## BEGIN SUPPLIED DATA

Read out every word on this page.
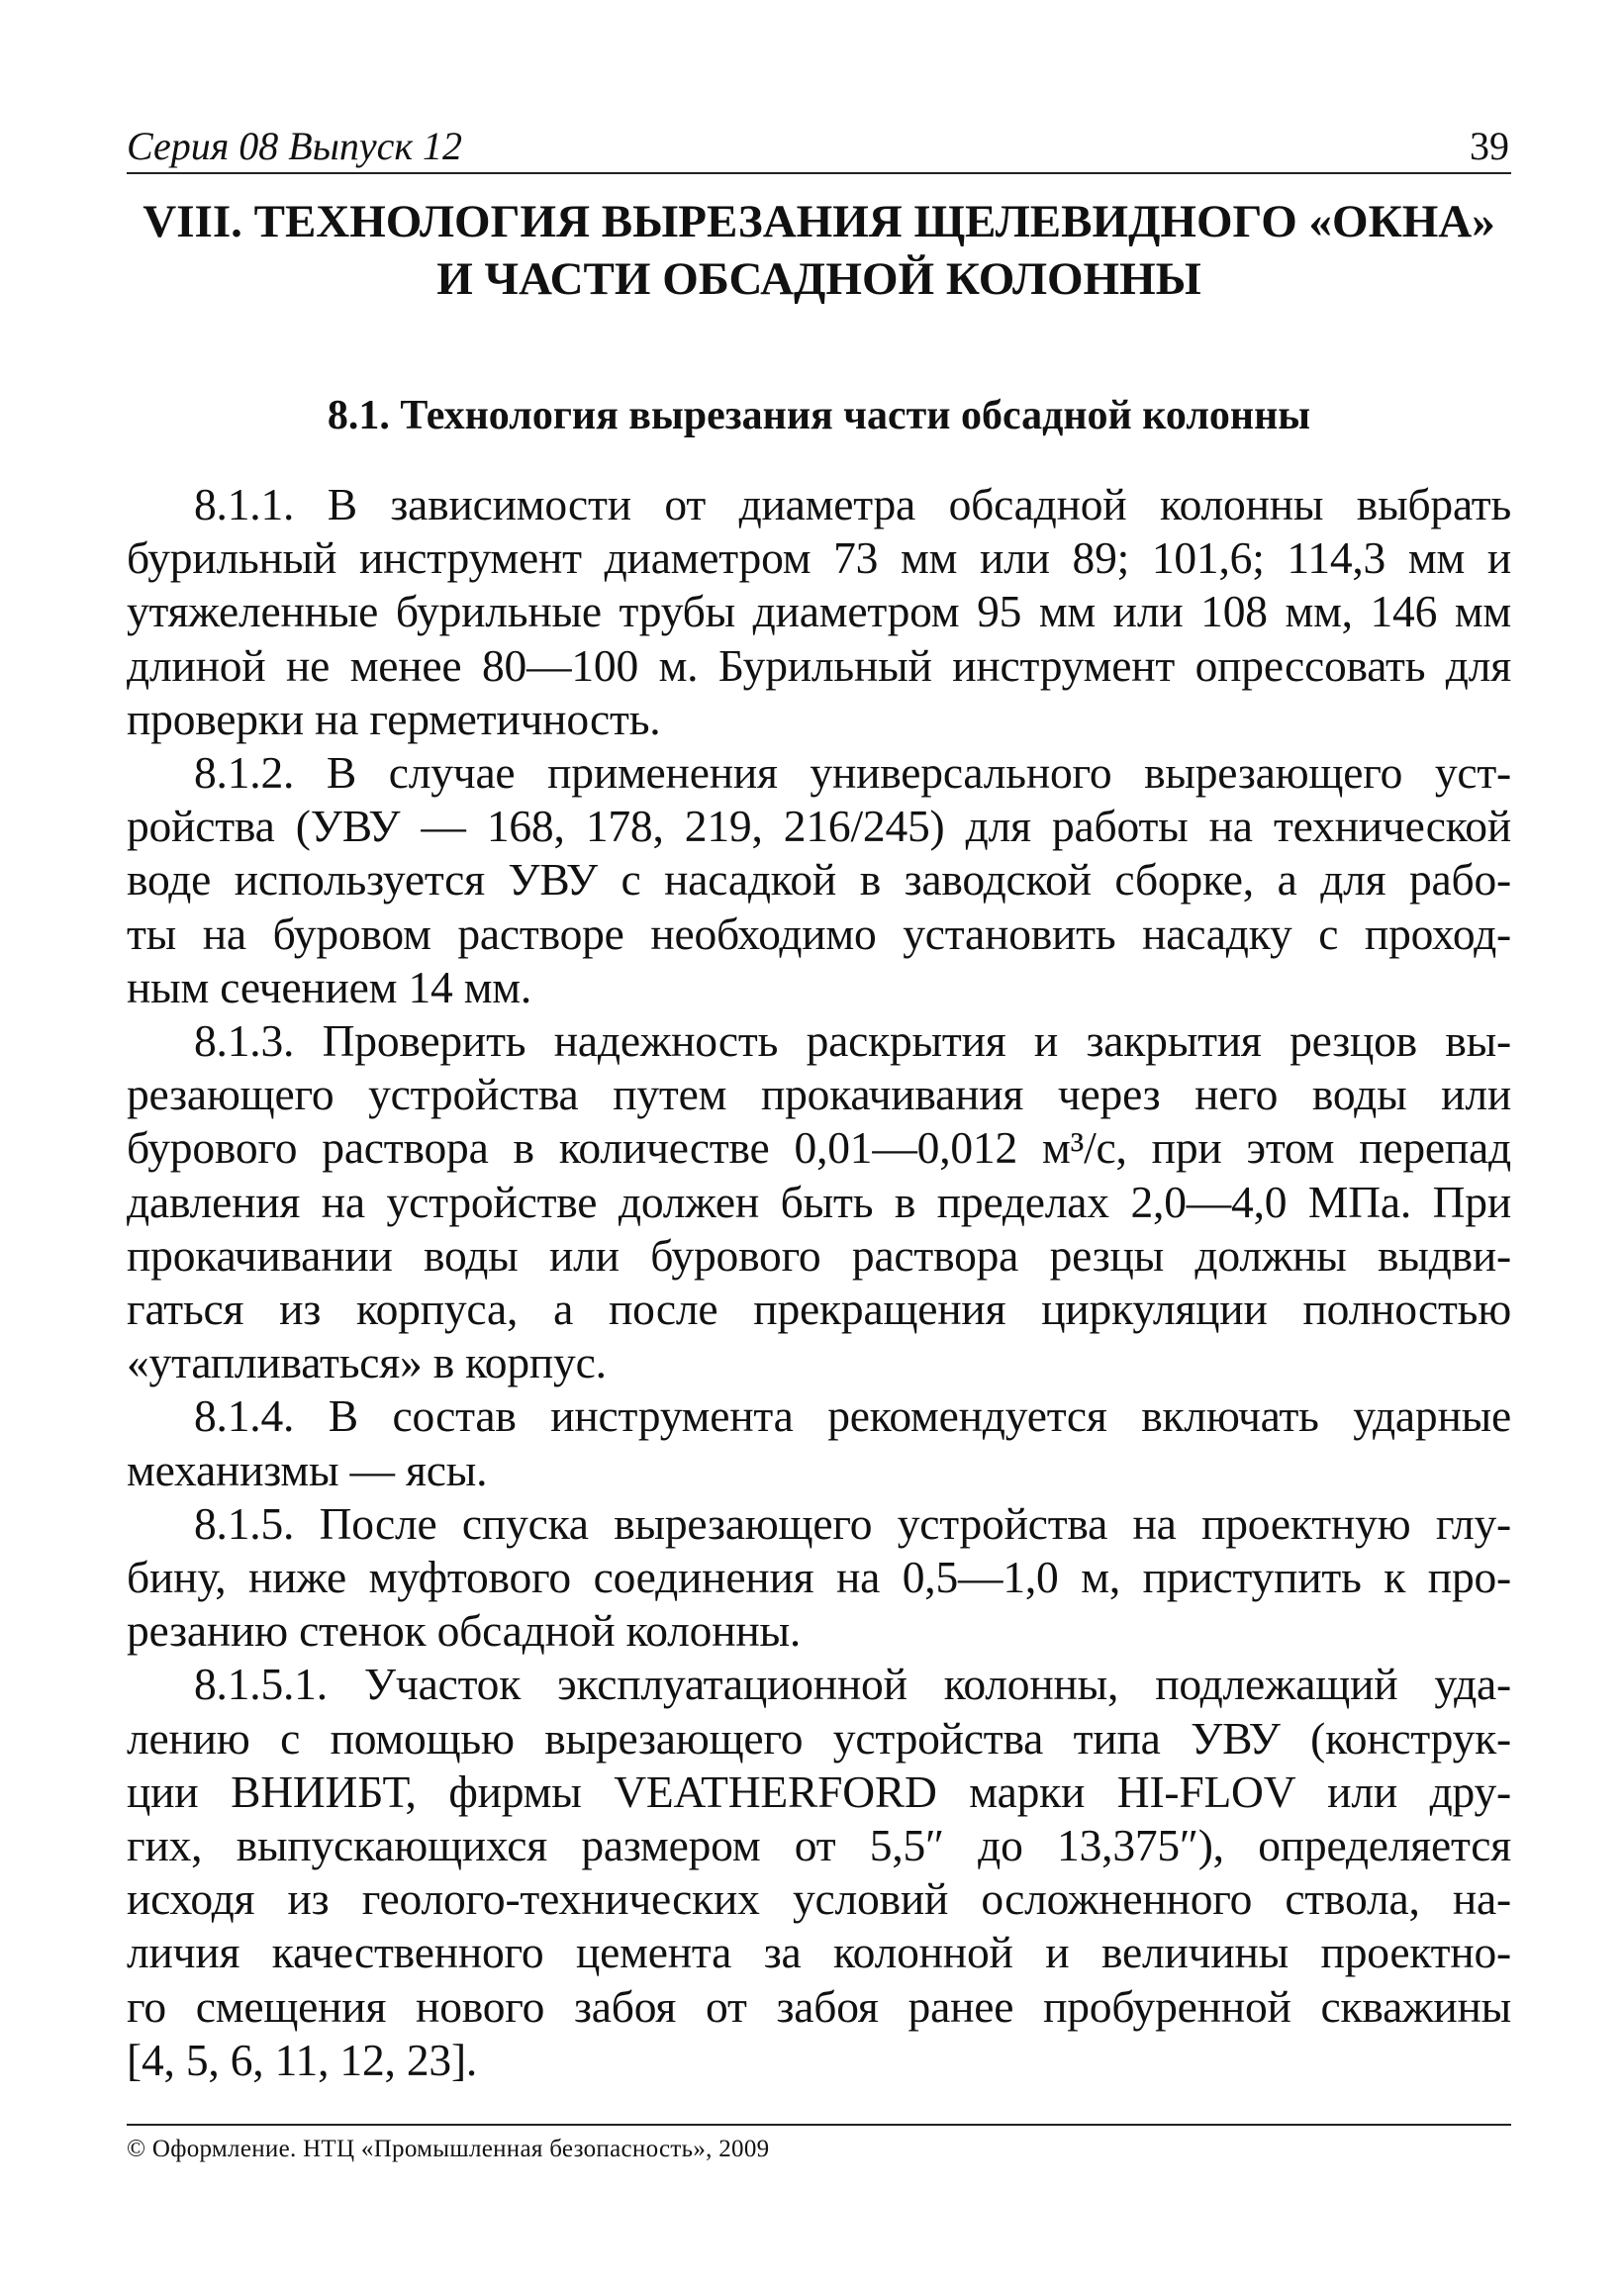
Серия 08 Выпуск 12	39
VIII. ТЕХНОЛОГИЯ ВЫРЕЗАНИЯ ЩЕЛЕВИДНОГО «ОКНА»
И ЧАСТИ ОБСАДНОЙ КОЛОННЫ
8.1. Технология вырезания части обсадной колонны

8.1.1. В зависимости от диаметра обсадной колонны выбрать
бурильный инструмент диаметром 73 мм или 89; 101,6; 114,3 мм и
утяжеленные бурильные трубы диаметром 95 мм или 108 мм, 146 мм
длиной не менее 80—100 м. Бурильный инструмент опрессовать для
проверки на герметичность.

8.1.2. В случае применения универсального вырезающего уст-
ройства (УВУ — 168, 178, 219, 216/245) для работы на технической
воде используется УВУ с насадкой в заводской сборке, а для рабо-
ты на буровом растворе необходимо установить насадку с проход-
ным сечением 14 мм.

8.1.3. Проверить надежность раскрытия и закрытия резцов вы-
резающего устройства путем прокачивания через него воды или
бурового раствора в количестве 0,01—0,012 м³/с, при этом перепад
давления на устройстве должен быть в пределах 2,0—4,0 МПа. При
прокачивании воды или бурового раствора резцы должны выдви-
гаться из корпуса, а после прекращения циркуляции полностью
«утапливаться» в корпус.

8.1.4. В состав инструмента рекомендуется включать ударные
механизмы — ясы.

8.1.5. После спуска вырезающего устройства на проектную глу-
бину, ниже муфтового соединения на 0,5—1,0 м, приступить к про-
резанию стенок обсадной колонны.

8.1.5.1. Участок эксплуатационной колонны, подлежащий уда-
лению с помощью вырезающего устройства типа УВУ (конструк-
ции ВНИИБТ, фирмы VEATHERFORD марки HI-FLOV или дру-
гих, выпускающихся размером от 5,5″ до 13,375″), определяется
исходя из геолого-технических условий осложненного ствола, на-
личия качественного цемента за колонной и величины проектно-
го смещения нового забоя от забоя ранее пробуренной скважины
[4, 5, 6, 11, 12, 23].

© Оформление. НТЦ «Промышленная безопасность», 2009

## END SUPPLIED DATA

▸ **GIVEN TASK**
Output the data above without changes, apart from leaving out the pictures.

▸ **REPLY**
Read out every word on this page.
Серия 08 Выпуск 12	39
VIII. ТЕХНОЛОГИЯ ВЫРЕЗАНИЯ ЩЕЛЕВИДНОГО «ОКНА»
И ЧАСТИ ОБСАДНОЙ КОЛОННЫ
8.1. Технология вырезания части обсадной колонны

8.1.1. В зависимости от диаметра обсадной колонны выбрать
бурильный инструмент диаметром 73 мм или 89; 101,6; 114,3 мм и
утяжеленные бурильные трубы диаметром 95 мм или 108 мм, 146 мм
длиной не менее 80—100 м. Бурильный инструмент опрессовать для
проверки на герметичность.

8.1.2. В случае применения универсального вырезающего уст-
ройства (УВУ — 168, 178, 219, 216/245) для работы на технической
воде используется УВУ с насадкой в заводской сборке, а для рабо-
ты на буровом растворе необходимо установить насадку с проход-
ным сечением 14 мм.

8.1.3. Проверить надежность раскрытия и закрытия резцов вы-
резающего устройства путем прокачивания через него воды или
бурового раствора в количестве 0,01—0,012 м³/с, при этом перепад
давления на устройстве должен быть в пределах 2,0—4,0 МПа. При
прокачивании воды или бурового раствора резцы должны выдви-
гаться из корпуса, а после прекращения циркуляции полностью
«утапливаться» в корпус.

8.1.4. В состав инструмента рекомендуется включать ударные
механизмы — ясы.

8.1.5. После спуска вырезающего устройства на проектную глу-
бину, ниже муфтового соединения на 0,5—1,0 м, приступить к про-
резанию стенок обсадной колонны.

8.1.5.1. Участок эксплуатационной колонны, подлежащий уда-
лению с помощью вырезающего устройства типа УВУ (конструк-
ции ВНИИБТ, фирмы VEATHERFORD марки HI-FLOV или дру-
гих, выпускающихся размером от 5,5″ до 13,375″), определяется
исходя из геолого-технических условий осложненного ствола, на-
личия качественного цемента за колонной и величины проектно-
го смещения нового забоя от забоя ранее пробуренной скважины
[4, 5, 6, 11, 12, 23].

© Оформление. НТЦ «Промышленная безопасность», 2009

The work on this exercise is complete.